WHAT IS REQUIRED
The entries below need to be written out exactly, with no pictures included.

┌────────

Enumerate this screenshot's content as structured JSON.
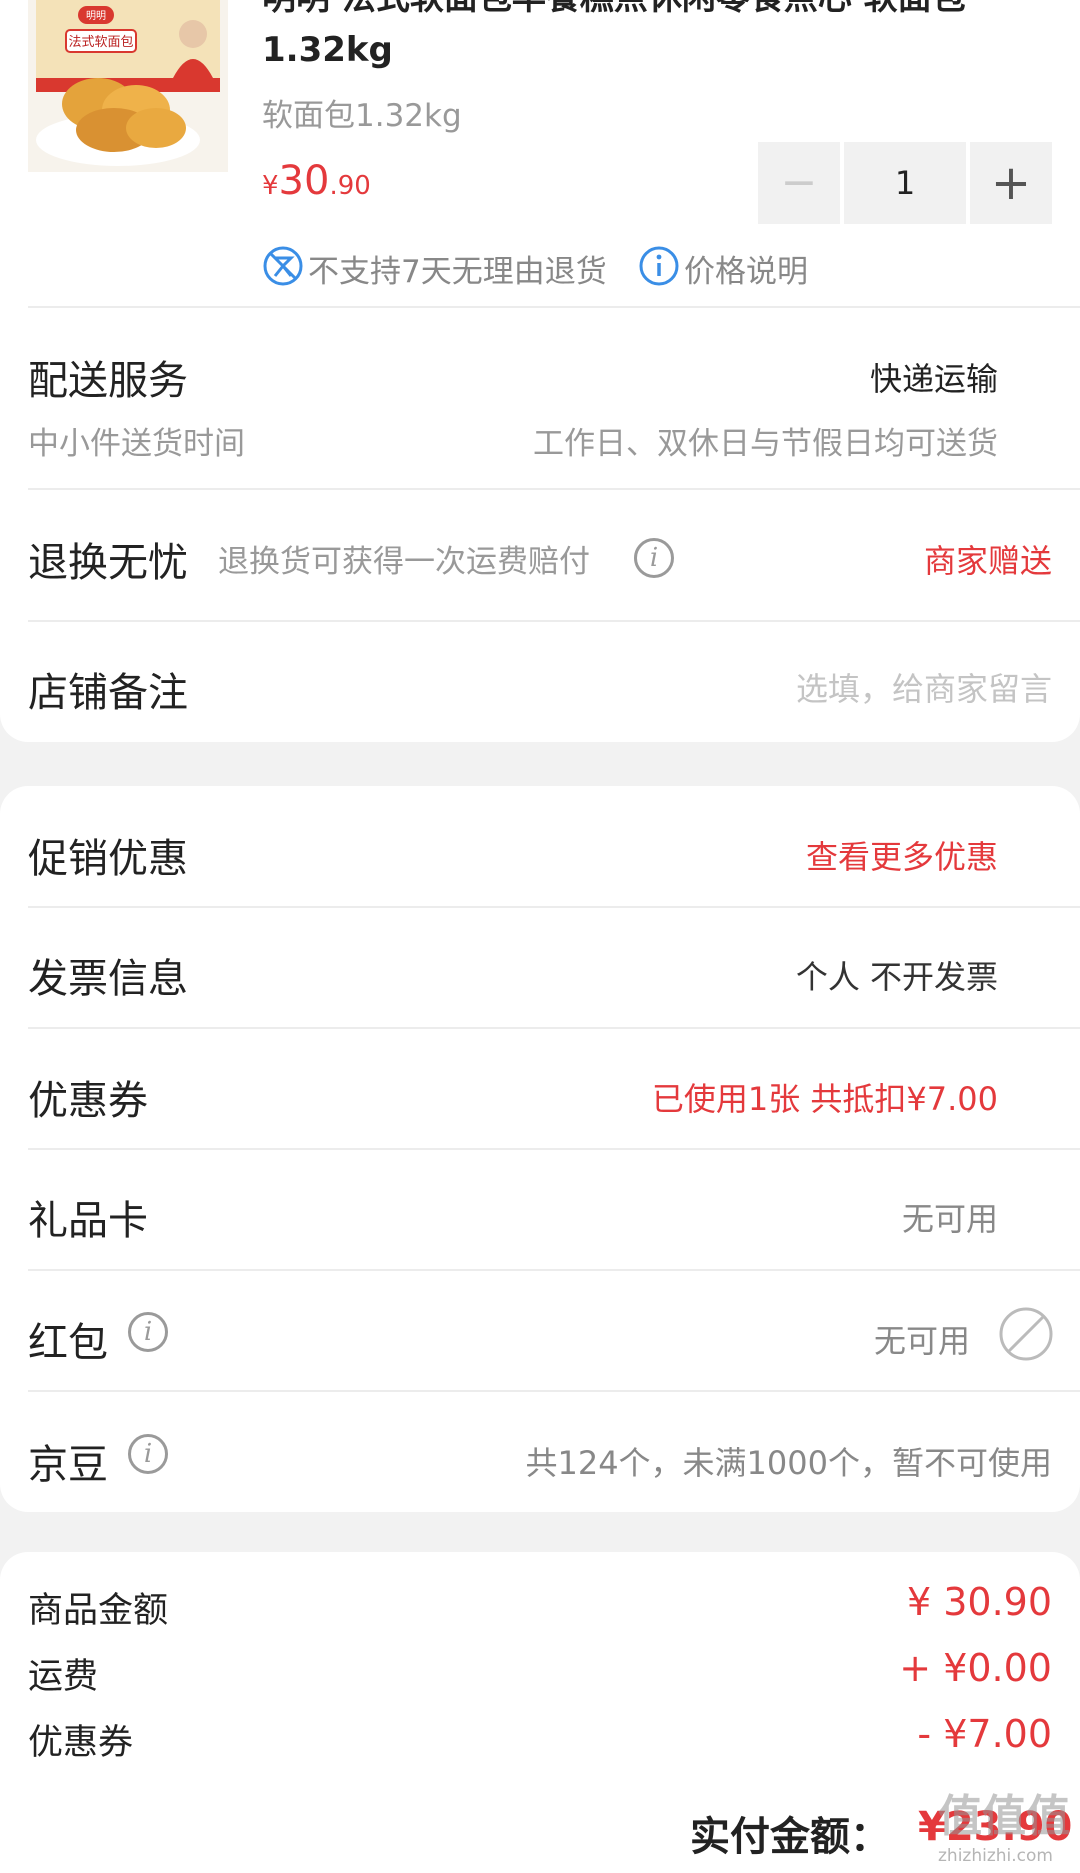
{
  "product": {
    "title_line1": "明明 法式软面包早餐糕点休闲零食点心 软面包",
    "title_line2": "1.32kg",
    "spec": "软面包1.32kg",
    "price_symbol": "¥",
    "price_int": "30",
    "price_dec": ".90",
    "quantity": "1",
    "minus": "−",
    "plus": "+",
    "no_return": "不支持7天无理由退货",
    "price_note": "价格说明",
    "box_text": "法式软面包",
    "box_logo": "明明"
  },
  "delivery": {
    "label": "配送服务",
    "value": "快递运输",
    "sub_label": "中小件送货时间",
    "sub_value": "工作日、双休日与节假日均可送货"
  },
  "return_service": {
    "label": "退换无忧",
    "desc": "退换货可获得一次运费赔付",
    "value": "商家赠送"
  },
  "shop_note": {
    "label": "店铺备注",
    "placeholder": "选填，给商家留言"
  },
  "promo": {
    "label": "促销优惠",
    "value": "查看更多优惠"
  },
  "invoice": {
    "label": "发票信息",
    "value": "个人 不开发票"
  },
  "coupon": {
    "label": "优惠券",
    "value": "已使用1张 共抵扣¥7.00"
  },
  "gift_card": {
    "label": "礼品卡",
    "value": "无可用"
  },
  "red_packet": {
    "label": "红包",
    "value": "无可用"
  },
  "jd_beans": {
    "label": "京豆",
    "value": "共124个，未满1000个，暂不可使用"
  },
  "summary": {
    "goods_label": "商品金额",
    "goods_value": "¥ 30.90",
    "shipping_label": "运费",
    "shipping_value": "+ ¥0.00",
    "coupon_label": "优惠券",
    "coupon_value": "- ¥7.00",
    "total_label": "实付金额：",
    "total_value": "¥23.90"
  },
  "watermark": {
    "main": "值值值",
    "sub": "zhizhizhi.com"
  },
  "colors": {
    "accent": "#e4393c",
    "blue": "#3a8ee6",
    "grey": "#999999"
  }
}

└────────

WRITTEN RESPONSE
Enumerate this screenshot's content as structured JSON.
{
  "product": {
    "title_line1": "明明 法式软面包早餐糕点休闲零食点心 软面包",
    "title_line2": "1.32kg",
    "spec": "软面包1.32kg",
    "price_symbol": "¥",
    "price_int": "30",
    "price_dec": ".90",
    "quantity": "1",
    "minus": "−",
    "plus": "+",
    "no_return": "不支持7天无理由退货",
    "price_note": "价格说明",
    "box_text": "法式软面包",
    "box_logo": "明明"
  },
  "delivery": {
    "label": "配送服务",
    "value": "快递运输",
    "sub_label": "中小件送货时间",
    "sub_value": "工作日、双休日与节假日均可送货"
  },
  "return_service": {
    "label": "退换无忧",
    "desc": "退换货可获得一次运费赔付",
    "value": "商家赠送"
  },
  "shop_note": {
    "label": "店铺备注",
    "placeholder": "选填，给商家留言"
  },
  "promo": {
    "label": "促销优惠",
    "value": "查看更多优惠"
  },
  "invoice": {
    "label": "发票信息",
    "value": "个人 不开发票"
  },
  "coupon": {
    "label": "优惠券",
    "value": "已使用1张 共抵扣¥7.00"
  },
  "gift_card": {
    "label": "礼品卡",
    "value": "无可用"
  },
  "red_packet": {
    "label": "红包",
    "value": "无可用"
  },
  "jd_beans": {
    "label": "京豆",
    "value": "共124个，未满1000个，暂不可使用"
  },
  "summary": {
    "goods_label": "商品金额",
    "goods_value": "¥ 30.90",
    "shipping_label": "运费",
    "shipping_value": "+ ¥0.00",
    "coupon_label": "优惠券",
    "coupon_value": "- ¥7.00",
    "total_label": "实付金额：",
    "total_value": "¥23.90"
  },
  "watermark": {
    "main": "值值值",
    "sub": "zhizhizhi.com"
  },
  "colors": {
    "accent": "#e4393c",
    "blue": "#3a8ee6",
    "grey": "#999999"
  }
}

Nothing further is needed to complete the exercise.